* [What the exercise asks]: Each line that includes the string "Пришвин" counts once; give the total and nothing else.
───── Records for processing
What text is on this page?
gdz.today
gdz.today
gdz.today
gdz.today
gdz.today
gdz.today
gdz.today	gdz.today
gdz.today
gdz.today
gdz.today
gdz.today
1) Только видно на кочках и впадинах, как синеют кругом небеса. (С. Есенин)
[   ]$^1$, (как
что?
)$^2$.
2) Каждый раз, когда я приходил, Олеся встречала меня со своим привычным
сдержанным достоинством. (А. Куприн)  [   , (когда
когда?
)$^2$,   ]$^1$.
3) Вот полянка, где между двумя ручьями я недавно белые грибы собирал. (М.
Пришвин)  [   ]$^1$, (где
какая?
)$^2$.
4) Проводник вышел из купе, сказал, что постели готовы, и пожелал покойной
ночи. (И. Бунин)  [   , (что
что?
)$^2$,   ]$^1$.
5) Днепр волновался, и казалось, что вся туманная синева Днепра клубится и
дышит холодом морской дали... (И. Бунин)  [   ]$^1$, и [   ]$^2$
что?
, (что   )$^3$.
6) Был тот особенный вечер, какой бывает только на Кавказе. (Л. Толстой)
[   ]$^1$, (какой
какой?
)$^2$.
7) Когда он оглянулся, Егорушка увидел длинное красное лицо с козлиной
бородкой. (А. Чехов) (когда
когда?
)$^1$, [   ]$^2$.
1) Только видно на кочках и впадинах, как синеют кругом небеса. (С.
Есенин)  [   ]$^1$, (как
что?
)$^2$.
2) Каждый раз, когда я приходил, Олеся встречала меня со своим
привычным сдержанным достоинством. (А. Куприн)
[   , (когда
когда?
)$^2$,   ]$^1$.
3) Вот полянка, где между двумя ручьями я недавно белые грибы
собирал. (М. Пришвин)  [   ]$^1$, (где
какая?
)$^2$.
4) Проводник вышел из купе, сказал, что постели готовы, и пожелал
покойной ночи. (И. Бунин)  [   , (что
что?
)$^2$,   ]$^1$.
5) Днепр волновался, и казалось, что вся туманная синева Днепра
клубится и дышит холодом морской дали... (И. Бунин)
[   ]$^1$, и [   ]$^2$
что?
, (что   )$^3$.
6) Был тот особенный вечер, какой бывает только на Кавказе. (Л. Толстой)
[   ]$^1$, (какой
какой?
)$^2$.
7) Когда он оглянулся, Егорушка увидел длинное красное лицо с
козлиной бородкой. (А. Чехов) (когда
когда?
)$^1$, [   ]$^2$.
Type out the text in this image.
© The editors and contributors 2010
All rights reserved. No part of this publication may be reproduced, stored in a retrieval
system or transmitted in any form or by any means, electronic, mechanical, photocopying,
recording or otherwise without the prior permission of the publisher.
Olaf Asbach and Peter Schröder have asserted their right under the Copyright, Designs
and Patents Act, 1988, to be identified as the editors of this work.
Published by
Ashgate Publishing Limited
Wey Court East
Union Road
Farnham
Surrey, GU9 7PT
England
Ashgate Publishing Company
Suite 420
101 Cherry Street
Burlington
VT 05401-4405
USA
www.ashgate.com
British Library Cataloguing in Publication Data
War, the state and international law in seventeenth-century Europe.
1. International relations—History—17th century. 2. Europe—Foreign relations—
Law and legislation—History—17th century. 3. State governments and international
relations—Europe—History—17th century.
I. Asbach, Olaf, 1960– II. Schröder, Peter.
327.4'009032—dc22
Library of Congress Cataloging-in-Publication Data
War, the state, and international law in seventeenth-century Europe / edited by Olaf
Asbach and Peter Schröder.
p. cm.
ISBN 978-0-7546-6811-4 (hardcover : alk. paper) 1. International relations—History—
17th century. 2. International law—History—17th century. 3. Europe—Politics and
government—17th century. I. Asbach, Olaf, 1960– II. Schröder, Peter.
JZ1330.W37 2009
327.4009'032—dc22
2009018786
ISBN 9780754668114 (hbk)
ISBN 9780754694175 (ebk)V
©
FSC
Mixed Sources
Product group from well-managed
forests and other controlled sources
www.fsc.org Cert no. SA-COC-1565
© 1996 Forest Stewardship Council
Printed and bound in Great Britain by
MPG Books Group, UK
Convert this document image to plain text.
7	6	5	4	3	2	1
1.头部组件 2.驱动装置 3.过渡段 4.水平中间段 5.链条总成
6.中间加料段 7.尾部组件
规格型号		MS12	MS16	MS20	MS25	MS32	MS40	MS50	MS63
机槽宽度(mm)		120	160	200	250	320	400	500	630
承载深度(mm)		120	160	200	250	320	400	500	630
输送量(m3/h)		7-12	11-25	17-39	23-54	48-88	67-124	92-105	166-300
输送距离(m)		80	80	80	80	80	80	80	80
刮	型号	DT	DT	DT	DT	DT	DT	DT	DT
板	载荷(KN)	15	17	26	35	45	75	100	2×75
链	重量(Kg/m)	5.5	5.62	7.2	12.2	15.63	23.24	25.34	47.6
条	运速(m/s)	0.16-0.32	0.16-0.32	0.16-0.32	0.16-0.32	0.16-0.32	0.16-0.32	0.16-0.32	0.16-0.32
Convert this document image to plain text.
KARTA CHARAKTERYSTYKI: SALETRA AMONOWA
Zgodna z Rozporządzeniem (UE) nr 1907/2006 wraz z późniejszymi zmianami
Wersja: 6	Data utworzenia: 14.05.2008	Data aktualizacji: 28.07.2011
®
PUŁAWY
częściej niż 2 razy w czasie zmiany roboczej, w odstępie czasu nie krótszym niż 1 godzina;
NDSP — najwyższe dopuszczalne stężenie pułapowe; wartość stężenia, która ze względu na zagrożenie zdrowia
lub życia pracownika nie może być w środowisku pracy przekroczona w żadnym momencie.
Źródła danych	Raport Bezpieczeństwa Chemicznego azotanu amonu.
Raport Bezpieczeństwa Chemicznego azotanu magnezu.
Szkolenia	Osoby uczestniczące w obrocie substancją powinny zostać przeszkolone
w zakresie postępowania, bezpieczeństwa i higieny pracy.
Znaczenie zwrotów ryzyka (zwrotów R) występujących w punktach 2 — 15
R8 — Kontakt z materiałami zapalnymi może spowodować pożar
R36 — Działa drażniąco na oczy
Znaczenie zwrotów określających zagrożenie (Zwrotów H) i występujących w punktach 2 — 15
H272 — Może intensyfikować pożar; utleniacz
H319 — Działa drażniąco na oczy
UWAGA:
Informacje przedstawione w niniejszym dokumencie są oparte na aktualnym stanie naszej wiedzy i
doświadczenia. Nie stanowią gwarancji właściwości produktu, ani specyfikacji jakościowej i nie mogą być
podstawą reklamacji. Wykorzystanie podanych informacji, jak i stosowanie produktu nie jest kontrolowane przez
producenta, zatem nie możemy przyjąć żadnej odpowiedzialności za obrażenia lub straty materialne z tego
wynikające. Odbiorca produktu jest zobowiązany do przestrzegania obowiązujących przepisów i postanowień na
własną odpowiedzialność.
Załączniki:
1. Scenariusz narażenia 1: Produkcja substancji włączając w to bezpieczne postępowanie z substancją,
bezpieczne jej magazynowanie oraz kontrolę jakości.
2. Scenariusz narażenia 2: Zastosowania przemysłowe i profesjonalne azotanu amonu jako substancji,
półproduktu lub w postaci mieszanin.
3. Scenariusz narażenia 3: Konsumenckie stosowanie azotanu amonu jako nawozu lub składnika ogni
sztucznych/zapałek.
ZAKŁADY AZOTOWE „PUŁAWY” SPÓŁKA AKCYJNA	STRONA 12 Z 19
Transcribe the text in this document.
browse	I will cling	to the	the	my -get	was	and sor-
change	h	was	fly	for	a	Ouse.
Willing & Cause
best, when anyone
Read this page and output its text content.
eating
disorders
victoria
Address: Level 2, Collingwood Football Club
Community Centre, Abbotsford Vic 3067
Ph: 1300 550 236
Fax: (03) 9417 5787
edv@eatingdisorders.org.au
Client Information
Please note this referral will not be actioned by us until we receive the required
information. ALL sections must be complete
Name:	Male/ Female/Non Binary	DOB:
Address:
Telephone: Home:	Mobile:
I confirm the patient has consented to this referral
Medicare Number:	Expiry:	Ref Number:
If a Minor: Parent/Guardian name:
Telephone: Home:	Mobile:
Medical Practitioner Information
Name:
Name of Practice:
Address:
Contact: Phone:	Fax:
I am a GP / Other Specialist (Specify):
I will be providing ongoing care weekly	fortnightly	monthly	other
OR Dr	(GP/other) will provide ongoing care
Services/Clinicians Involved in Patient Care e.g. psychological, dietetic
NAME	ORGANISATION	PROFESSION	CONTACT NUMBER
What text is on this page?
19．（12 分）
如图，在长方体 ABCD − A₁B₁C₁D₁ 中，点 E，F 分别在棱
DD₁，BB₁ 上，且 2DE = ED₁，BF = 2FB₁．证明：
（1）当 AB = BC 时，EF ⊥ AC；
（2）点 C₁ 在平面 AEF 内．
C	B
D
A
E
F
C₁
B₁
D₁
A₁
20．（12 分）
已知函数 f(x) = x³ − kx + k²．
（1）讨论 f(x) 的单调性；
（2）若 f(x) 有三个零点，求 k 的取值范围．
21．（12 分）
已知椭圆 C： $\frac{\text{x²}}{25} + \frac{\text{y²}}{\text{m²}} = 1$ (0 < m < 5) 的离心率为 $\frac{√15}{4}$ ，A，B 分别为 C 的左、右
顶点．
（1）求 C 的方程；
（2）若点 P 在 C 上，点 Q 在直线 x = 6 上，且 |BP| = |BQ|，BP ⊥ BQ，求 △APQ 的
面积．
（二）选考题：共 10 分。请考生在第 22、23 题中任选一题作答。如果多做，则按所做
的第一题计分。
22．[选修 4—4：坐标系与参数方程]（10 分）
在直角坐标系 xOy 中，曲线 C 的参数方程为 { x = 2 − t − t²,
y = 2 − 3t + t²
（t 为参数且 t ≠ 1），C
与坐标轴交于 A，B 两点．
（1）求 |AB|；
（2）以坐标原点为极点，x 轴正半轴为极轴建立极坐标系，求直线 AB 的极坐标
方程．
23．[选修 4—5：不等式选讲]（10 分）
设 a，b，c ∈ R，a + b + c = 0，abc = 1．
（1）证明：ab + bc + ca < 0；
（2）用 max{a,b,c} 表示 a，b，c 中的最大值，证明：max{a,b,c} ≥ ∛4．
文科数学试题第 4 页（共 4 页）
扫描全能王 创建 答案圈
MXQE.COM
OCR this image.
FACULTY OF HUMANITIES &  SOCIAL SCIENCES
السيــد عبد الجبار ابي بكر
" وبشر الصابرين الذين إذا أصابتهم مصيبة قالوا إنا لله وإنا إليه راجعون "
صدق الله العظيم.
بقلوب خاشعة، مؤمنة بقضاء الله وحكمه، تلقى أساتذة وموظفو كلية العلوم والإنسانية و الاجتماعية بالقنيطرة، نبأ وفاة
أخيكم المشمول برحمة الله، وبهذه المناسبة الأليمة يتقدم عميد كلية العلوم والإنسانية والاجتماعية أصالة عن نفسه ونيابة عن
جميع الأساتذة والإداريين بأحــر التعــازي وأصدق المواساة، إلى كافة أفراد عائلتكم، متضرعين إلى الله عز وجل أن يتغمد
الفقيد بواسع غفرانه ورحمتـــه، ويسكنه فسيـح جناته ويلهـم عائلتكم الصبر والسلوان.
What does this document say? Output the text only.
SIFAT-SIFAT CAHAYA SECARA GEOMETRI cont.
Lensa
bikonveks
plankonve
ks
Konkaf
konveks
──────────
* [Answer to the problem]: 2